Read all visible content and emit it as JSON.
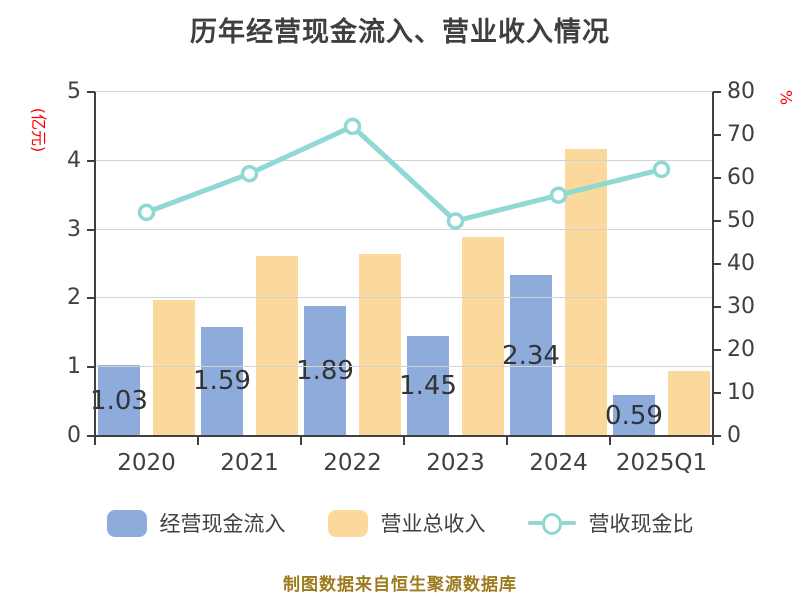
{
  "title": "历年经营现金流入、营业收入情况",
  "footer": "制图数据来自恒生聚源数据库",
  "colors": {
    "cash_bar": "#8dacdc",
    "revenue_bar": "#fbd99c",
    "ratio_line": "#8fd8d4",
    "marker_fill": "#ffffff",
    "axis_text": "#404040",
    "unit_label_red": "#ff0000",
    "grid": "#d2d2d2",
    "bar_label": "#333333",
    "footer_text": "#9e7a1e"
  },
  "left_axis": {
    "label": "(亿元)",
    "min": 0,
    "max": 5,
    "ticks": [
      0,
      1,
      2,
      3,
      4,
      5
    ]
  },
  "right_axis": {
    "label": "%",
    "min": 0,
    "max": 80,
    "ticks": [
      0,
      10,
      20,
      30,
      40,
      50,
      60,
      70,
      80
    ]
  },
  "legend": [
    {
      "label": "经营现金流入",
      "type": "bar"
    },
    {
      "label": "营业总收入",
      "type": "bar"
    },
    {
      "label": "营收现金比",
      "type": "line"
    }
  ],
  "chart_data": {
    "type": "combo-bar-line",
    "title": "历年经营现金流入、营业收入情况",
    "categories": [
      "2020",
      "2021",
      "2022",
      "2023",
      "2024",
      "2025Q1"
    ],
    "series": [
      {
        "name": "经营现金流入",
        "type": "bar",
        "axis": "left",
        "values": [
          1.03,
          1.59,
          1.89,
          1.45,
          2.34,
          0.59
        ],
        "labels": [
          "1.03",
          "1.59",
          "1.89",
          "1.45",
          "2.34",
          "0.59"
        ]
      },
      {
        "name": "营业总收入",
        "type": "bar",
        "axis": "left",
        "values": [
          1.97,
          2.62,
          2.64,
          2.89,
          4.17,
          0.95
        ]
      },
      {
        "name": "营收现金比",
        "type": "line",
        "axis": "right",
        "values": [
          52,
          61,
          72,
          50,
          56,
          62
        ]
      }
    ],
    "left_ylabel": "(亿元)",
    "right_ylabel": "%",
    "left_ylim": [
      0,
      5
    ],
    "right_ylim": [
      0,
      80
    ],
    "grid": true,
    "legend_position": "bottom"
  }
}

[What to produce]
Extract every line of the data exactly; pictures stay out.

[Reply to the exercise]
Read all visible content and emit it as JSON.
{
  "title": "历年经营现金流入、营业收入情况",
  "footer": "制图数据来自恒生聚源数据库",
  "colors": {
    "cash_bar": "#8dacdc",
    "revenue_bar": "#fbd99c",
    "ratio_line": "#8fd8d4",
    "marker_fill": "#ffffff",
    "axis_text": "#404040",
    "unit_label_red": "#ff0000",
    "grid": "#d2d2d2",
    "bar_label": "#333333",
    "footer_text": "#9e7a1e"
  },
  "left_axis": {
    "label": "(亿元)",
    "min": 0,
    "max": 5,
    "ticks": [
      0,
      1,
      2,
      3,
      4,
      5
    ]
  },
  "right_axis": {
    "label": "%",
    "min": 0,
    "max": 80,
    "ticks": [
      0,
      10,
      20,
      30,
      40,
      50,
      60,
      70,
      80
    ]
  },
  "legend": [
    {
      "label": "经营现金流入",
      "type": "bar"
    },
    {
      "label": "营业总收入",
      "type": "bar"
    },
    {
      "label": "营收现金比",
      "type": "line"
    }
  ],
  "chart_data": {
    "type": "combo-bar-line",
    "title": "历年经营现金流入、营业收入情况",
    "categories": [
      "2020",
      "2021",
      "2022",
      "2023",
      "2024",
      "2025Q1"
    ],
    "series": [
      {
        "name": "经营现金流入",
        "type": "bar",
        "axis": "left",
        "values": [
          1.03,
          1.59,
          1.89,
          1.45,
          2.34,
          0.59
        ],
        "labels": [
          "1.03",
          "1.59",
          "1.89",
          "1.45",
          "2.34",
          "0.59"
        ]
      },
      {
        "name": "营业总收入",
        "type": "bar",
        "axis": "left",
        "values": [
          1.97,
          2.62,
          2.64,
          2.89,
          4.17,
          0.95
        ]
      },
      {
        "name": "营收现金比",
        "type": "line",
        "axis": "right",
        "values": [
          52,
          61,
          72,
          50,
          56,
          62
        ]
      }
    ],
    "left_ylabel": "(亿元)",
    "right_ylabel": "%",
    "left_ylim": [
      0,
      5
    ],
    "right_ylim": [
      0,
      80
    ],
    "grid": true,
    "legend_position": "bottom"
  }
}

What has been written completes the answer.